[Stored entries]
___
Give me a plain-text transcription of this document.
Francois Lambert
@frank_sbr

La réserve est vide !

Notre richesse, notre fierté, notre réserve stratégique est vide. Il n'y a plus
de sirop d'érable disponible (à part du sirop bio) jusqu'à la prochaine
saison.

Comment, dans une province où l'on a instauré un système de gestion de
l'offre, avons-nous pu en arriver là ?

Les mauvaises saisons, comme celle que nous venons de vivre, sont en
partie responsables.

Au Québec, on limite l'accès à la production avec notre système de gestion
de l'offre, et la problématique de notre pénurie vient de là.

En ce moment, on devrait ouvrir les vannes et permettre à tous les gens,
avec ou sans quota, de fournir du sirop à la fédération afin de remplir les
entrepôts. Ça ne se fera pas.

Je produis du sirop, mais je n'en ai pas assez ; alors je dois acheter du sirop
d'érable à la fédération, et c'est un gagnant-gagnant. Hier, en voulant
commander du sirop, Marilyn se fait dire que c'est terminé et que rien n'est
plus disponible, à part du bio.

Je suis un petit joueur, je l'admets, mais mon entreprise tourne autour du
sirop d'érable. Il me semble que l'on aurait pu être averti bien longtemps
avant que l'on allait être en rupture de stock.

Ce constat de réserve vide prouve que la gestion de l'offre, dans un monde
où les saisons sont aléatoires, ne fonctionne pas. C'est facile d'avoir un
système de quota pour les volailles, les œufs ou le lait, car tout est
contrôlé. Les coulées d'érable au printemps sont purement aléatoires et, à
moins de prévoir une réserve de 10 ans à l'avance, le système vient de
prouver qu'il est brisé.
___
TO DO:
Repeat the material above in full, quoting it exactly.

EXERCISE RESPONSE:
Give me a plain-text transcription of this document.
Francois Lambert
@frank_sbr

La réserve est vide !

Notre richesse, notre fierté, notre réserve stratégique est vide. Il n'y a plus
de sirop d'érable disponible (à part du sirop bio) jusqu'à la prochaine
saison.

Comment, dans une province où l'on a instauré un système de gestion de
l'offre, avons-nous pu en arriver là ?

Les mauvaises saisons, comme celle que nous venons de vivre, sont en
partie responsables.

Au Québec, on limite l'accès à la production avec notre système de gestion
de l'offre, et la problématique de notre pénurie vient de là.

En ce moment, on devrait ouvrir les vannes et permettre à tous les gens,
avec ou sans quota, de fournir du sirop à la fédération afin de remplir les
entrepôts. Ça ne se fera pas.

Je produis du sirop, mais je n'en ai pas assez ; alors je dois acheter du sirop
d'érable à la fédération, et c'est un gagnant-gagnant. Hier, en voulant
commander du sirop, Marilyn se fait dire que c'est terminé et que rien n'est
plus disponible, à part du bio.

Je suis un petit joueur, je l'admets, mais mon entreprise tourne autour du
sirop d'érable. Il me semble que l'on aurait pu être averti bien longtemps
avant que l'on allait être en rupture de stock.

Ce constat de réserve vide prouve que la gestion de l'offre, dans un monde
où les saisons sont aléatoires, ne fonctionne pas. C'est facile d'avoir un
système de quota pour les volailles, les œufs ou le lait, car tout est
contrôlé. Les coulées d'érable au printemps sont purement aléatoires et, à
moins de prévoir une réserve de 10 ans à l'avance, le système vient de
prouver qu'il est brisé.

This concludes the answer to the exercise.